- Source extract -
++++++++++

A benchmarking tool for comparing different parameter optimization algorithms for ion channel models.

Project Structure

The tree structure of this project is outlined below.

├───docs
├───ionbench
├───scipts
│   ├───text
│   └───figures
└───test

The docs directory contains information and guides on how to use the benchmarker problems and the optimisation algorithms.

The ionbench directory contains the majority of the code, including the benchmarker and problems classes and the different optimisation algorithms. This is what is installed using pip.

The scripts directory contains scripts for generating figures, tables and data for the paper.

The test directory contains unit tests for ensuring changes do not break previous functionality.

Installation

Installing ionBench package

The ionBench package can be installed from PyPI using pip.

pip install ionbench

Note that ionBench uses myokit to do its simulations, which relies on CVODES (from Sundials). For Linux and macOS users a working installation of CVODES is required. For Windows users, CVODES should be automatically installed with myokit.

Getting the scripts and results

The scripts are results from ionBench are available in this repo. If you also want access to these, you should:

  1. Clone the repository.
  2. Install ionBench locally using pip (navigate to the the root directory of the repo and run pip install -e .) or install ionBench from PyPI (pip install ionbench).
  3. Navigate to the scripts directory and run the scripts you are interested in.

Getting Started

If you want to use ionBench, check out the introduction.md and tutorial.ipynb in the docs directory.

++++++++++

- Records provided -

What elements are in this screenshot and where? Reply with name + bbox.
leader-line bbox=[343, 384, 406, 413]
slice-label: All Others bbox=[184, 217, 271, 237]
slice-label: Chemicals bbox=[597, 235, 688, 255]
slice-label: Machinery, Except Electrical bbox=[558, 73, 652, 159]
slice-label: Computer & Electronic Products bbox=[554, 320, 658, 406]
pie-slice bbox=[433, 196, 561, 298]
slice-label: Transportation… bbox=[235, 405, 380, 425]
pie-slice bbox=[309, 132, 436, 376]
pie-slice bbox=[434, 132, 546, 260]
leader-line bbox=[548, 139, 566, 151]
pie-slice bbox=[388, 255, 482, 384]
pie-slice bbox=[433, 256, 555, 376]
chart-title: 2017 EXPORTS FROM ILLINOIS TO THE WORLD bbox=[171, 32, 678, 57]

++++++++++

Copy out the full ionBench project overview above word for word, keeping every line as it appears.

A benchmarking tool for comparing different parameter optimization algorithms for ion channel models.

Project Structure

The tree structure of this project is outlined below.

├───docs
├───ionbench
├───scipts
│   ├───text
│   └───figures
└───test

The docs directory contains information and guides on how to use the benchmarker problems and the optimisation algorithms.

The ionbench directory contains the majority of the code, including the benchmarker and problems classes and the different optimisation algorithms. This is what is installed using pip.

The scripts directory contains scripts for generating figures, tables and data for the paper.

The test directory contains unit tests for ensuring changes do not break previous functionality.

Installation

Installing ionBench package

The ionBench package can be installed from PyPI using pip.

pip install ionbench

Note that ionBench uses myokit to do its simulations, which relies on CVODES (from Sundials). For Linux and macOS users a working installation of CVODES is required. For Windows users, CVODES should be automatically installed with myokit.

Getting the scripts and results

The scripts are results from ionBench are available in this repo. If you also want access to these, you should:

  1. Clone the repository.
  2. Install ionBench locally using pip (navigate to the the root directory of the repo and run pip install -e .) or install ionBench from PyPI (pip install ionbench).
  3. Navigate to the scripts directory and run the scripts you are interested in.

Getting Started

If you want to use ionBench, check out the introduction.md and tutorial.ipynb in the docs directory.